• _YOUR INSTRUCTIONS_
Each record must reappear in the answer exactly as it is written.

╭─ SOURCE INFORMATION

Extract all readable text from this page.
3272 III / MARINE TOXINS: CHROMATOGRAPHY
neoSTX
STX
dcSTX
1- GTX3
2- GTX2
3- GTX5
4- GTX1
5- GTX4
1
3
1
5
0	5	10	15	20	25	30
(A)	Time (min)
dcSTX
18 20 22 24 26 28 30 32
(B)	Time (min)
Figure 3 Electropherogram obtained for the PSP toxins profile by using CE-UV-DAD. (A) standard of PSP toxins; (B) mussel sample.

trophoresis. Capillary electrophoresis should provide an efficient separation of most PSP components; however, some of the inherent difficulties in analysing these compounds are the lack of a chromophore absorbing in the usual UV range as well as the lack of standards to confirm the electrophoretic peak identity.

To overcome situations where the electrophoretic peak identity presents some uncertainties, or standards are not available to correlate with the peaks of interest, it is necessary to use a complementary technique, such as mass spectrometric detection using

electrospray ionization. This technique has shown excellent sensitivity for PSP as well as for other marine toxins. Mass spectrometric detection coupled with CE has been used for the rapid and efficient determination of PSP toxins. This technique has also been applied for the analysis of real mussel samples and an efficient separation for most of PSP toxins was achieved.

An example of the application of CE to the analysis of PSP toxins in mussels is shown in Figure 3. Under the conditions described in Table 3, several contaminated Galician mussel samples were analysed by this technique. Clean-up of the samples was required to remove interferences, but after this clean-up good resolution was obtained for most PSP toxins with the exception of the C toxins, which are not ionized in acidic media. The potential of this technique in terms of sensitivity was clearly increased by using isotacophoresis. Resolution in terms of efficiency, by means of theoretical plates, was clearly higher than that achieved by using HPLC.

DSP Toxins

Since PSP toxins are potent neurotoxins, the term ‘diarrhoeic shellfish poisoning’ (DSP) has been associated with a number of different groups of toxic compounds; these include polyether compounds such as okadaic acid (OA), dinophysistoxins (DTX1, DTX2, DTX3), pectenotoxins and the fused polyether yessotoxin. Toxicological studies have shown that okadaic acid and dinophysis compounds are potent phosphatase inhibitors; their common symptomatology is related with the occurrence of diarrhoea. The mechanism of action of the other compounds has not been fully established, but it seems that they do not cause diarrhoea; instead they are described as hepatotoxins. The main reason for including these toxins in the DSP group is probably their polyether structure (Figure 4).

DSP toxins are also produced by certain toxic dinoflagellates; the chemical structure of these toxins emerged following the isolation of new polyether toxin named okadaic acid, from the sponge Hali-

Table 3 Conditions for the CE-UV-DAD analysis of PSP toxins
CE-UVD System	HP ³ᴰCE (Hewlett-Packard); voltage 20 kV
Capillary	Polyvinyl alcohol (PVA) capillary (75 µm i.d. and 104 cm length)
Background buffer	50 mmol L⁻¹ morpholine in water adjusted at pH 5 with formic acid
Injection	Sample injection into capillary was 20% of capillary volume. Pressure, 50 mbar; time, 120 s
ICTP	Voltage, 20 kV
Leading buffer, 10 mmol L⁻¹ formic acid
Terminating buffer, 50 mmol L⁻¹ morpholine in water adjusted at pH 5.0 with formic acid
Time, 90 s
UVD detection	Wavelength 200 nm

╰─

• _TASK OUTPUT_
Extract all readable text from this page.
3272 III / MARINE TOXINS: CHROMATOGRAPHY
neoSTX
STX
dcSTX
1- GTX3
2- GTX2
3- GTX5
4- GTX1
5- GTX4
1
3
1
5
0	5	10	15	20	25	30
(A)	Time (min)
dcSTX
18 20 22 24 26 28 30 32
(B)	Time (min)
Figure 3 Electropherogram obtained for the PSP toxins profile by using CE-UV-DAD. (A) standard of PSP toxins; (B) mussel sample.

trophoresis. Capillary electrophoresis should provide an efficient separation of most PSP components; however, some of the inherent difficulties in analysing these compounds are the lack of a chromophore absorbing in the usual UV range as well as the lack of standards to confirm the electrophoretic peak identity.

To overcome situations where the electrophoretic peak identity presents some uncertainties, or standards are not available to correlate with the peaks of interest, it is necessary to use a complementary technique, such as mass spectrometric detection using

electrospray ionization. This technique has shown excellent sensitivity for PSP as well as for other marine toxins. Mass spectrometric detection coupled with CE has been used for the rapid and efficient determination of PSP toxins. This technique has also been applied for the analysis of real mussel samples and an efficient separation for most of PSP toxins was achieved.

An example of the application of CE to the analysis of PSP toxins in mussels is shown in Figure 3. Under the conditions described in Table 3, several contaminated Galician mussel samples were analysed by this technique. Clean-up of the samples was required to remove interferences, but after this clean-up good resolution was obtained for most PSP toxins with the exception of the C toxins, which are not ionized in acidic media. The potential of this technique in terms of sensitivity was clearly increased by using isotacophoresis. Resolution in terms of efficiency, by means of theoretical plates, was clearly higher than that achieved by using HPLC.

DSP Toxins

Since PSP toxins are potent neurotoxins, the term ‘diarrhoeic shellfish poisoning’ (DSP) has been associated with a number of different groups of toxic compounds; these include polyether compounds such as okadaic acid (OA), dinophysistoxins (DTX1, DTX2, DTX3), pectenotoxins and the fused polyether yessotoxin. Toxicological studies have shown that okadaic acid and dinophysis compounds are potent phosphatase inhibitors; their common symptomatology is related with the occurrence of diarrhoea. The mechanism of action of the other compounds has not been fully established, but it seems that they do not cause diarrhoea; instead they are described as hepatotoxins. The main reason for including these toxins in the DSP group is probably their polyether structure (Figure 4).

DSP toxins are also produced by certain toxic dinoflagellates; the chemical structure of these toxins emerged following the isolation of new polyether toxin named okadaic acid, from the sponge Hali-

Table 3 Conditions for the CE-UV-DAD analysis of PSP toxins
CE-UVD System	HP ³ᴰCE (Hewlett-Packard); voltage 20 kV
Capillary	Polyvinyl alcohol (PVA) capillary (75 µm i.d. and 104 cm length)
Background buffer	50 mmol L⁻¹ morpholine in water adjusted at pH 5 with formic acid
Injection	Sample injection into capillary was 20% of capillary volume. Pressure, 50 mbar; time, 120 s
ICTP	Voltage, 20 kV
Leading buffer, 10 mmol L⁻¹ formic acid
Terminating buffer, 50 mmol L⁻¹ morpholine in water adjusted at pH 5.0 with formic acid
Time, 90 s
UVD detection	Wavelength 200 nm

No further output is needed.